= Work to complete =
Return, word for word, the part of the post about Jessops starting with "On Saturday I" and going on through "last sentence indicates.".

= Excerpt to read =

I was speaking with David Pickering, CEO of Charteris at a breakfast briefing recently when the subject of Jessops came up. We both agreed that we didn’t want Jessops to go out of business as we found their stores a really useful source of advice and information but were equally worried about how they would survive given the financial performance they had been experiencing [when we spoke]. So yesterday when I read that Bloomberg reported Jessops losses had widened my concern increased and I decided to carry out some desk research of my own.
Sales in store have fallen 11% in the past three weeks. That is not that surprising when you consider the prevailing market conditions and gross profit percentage is up. A year ago the company announced that it would close 81 stores, 31 of which were loss making and with these changes in place the company still expects to report improved EBITDA figures on last year. A big problem however is the level of debt they need to service. Borrowings are at £52.26m and although they managed to restructure the debt with HSBC they will have to make a payment against the £49m of senior by spring next year according to FT.com. Even a year ago Jessops was being referred to as a ‘Private Equity Disaster‘ although despite the results Chief Executive David Adams is optimistic about the future.
So they have a lot of big problems and have taken extreme measures to cut costs and do the normal things companies do when they are going slowly down the toilet. But in my view, they are still worth saving. Why? Because they are one of the few high street retailers that are truly specialist. If you visit Jessops and you are interested in photography you will be met by employees who on the whole are passionate about photography and happy to spend time with you helping you. The problem is this doesn’t make you any money when the product has become commoditised and online competition is fierce. And it is this, the multi-channel elements of their retail strategy that in my view they get most wrong.
On Saturday I tried to do my bit to save Jessops. I had 3 digital photos to print: two 10″ x 12″ and one 7″ x 5″. Online, including delivery in 24 hours (which is real as I have used photobox before) the price £4.09. At Jessops each of the large photos was over £4 (the 3 day services £3.49 and 1 hour £6.99). These prices are available on the website as the link in the last sentence indicates.

(Labeled box records)
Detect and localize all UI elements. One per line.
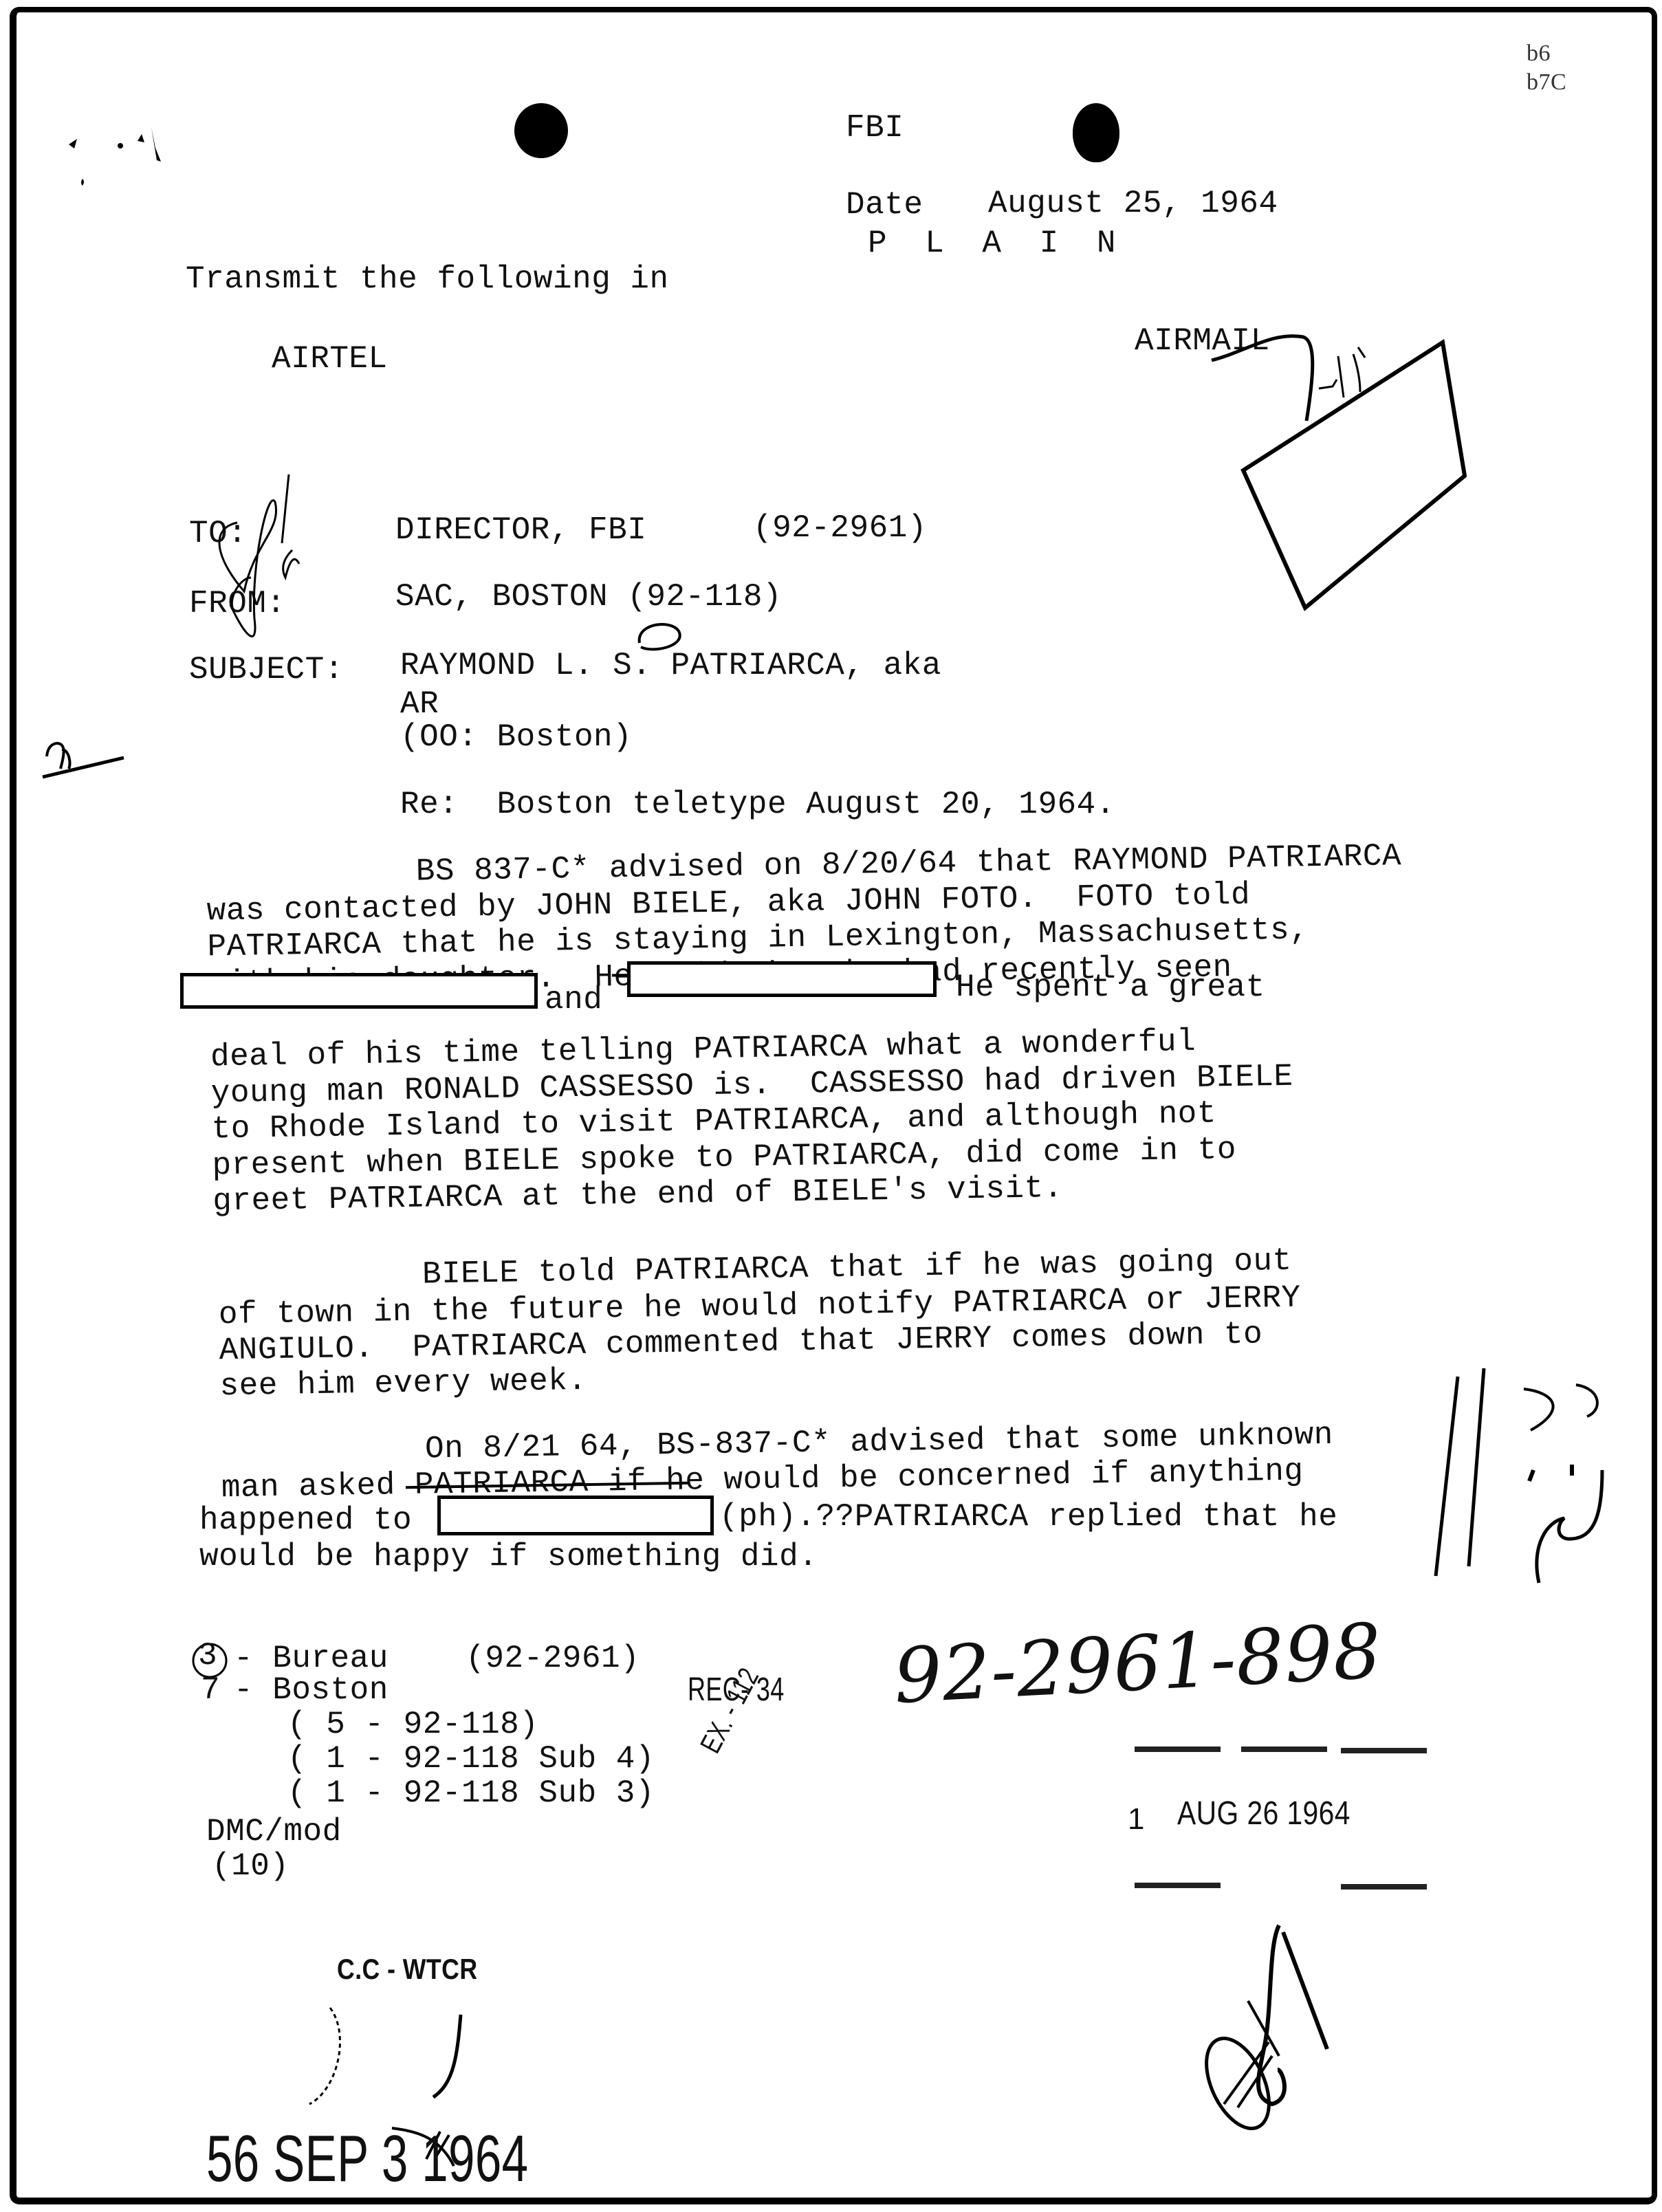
copy-total: (10) <box>212 1848 289 1884</box>
distribution-boston-sub-3: ( 1 - 92-118 Sub 3) <box>287 1775 655 1811</box>
para1-and: and <box>545 982 602 1018</box>
para2-line-4: see him every week. <box>219 1363 587 1404</box>
subject-line-3: (OO: Boston) <box>400 719 632 755</box>
stamp-line <box>1241 1746 1327 1752</box>
redaction-box <box>1243 342 1465 608</box>
distribution-boston-sub-1: ( 5 - 92-118) <box>287 1707 538 1742</box>
received-date-stamp: AUG 26 1964 <box>1177 1796 1351 1832</box>
exemption-b6: b6 <box>1527 40 1551 67</box>
received-prefix: 1 <box>1128 1802 1145 1837</box>
redaction-box <box>437 1496 714 1535</box>
subject-line-2: AR <box>400 686 439 722</box>
stamp-line <box>1135 1746 1221 1752</box>
stray-mark-icon <box>138 120 179 182</box>
para3-line-5: would be happy if something did. <box>199 1539 818 1575</box>
distribution-boston-sub-2: ( 1 - 92-118 Sub 4) <box>287 1741 655 1777</box>
transmission-method: AIRTEL <box>272 341 388 377</box>
date-value: August 25, 1964 <box>988 186 1278 221</box>
filed-date-stamp: 56 SEP 3 1964 <box>206 2125 528 2193</box>
punch-hole-left <box>514 103 568 158</box>
classification: P L A I N <box>868 226 1125 261</box>
agency-label: FBI <box>846 110 904 146</box>
circled-initial-icon <box>619 615 701 670</box>
from-value: SAC, BOSTON (92-118) <box>395 579 782 615</box>
transmit-label: Transmit the following in <box>186 261 669 297</box>
stray-mark-icon <box>41 103 124 213</box>
date-label: Date <box>846 187 923 223</box>
stamp-line <box>1341 1884 1427 1890</box>
to-value: DIRECTOR, FBI <box>395 512 646 548</box>
handwritten-signature-icon <box>186 461 323 653</box>
handwritten-initials-icon <box>1169 275 1616 722</box>
to-file-number: (92-2961) <box>753 510 927 546</box>
distribution-bureau: - Bureau (92-2961) <box>234 1641 639 1676</box>
para3-line-4: (ph).??PATRIARCA replied that he <box>719 1499 1337 1535</box>
distribution-boston: - Boston <box>234 1672 389 1708</box>
subject-label: SUBJECT: <box>189 652 344 688</box>
margin-initial-icon <box>41 736 138 791</box>
cc-stamp: C.C - WTCR <box>337 1951 478 1987</box>
redaction-box <box>627 961 937 997</box>
punch-hole-right <box>1073 103 1119 162</box>
exemption-b7c: b7C <box>1527 69 1566 96</box>
margin-notation-icon <box>1396 1361 1575 1588</box>
redaction-box <box>180 973 538 1009</box>
para3-line-3: happened to <box>199 1502 412 1538</box>
distribution-count-boston: 7 <box>201 1672 220 1708</box>
distribution-count-bureau: 3 <box>198 1638 217 1674</box>
typist-initials: DMC/mod <box>206 1814 342 1850</box>
stamp-line <box>1135 1883 1221 1888</box>
reference-line: Re: Boston teletype August 20, 1964. <box>400 787 1115 822</box>
para1-line-5: He spent a great <box>956 970 1265 1005</box>
handwritten-signature-icon <box>1196 1918 1375 2152</box>
stamp-line <box>1341 1748 1427 1753</box>
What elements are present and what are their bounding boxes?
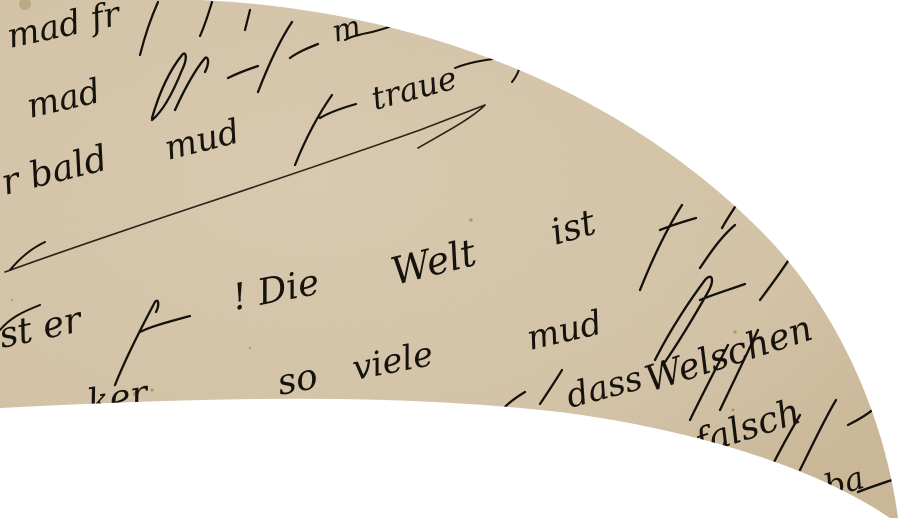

= Complete answer =
On Saturday I tried to do my bit to save Jessops. I had 3 digital photos to print: two 10″ x 12″ and one 7″ x 5″. Online, including delivery in 24 hours (which is real as I have used photobox before) the price £4.09. At Jessops each of the large photos was over £4 (the 3 day services £3.49 and 1 hour £6.99). These prices are available on the website as the link in the last sentence indicates.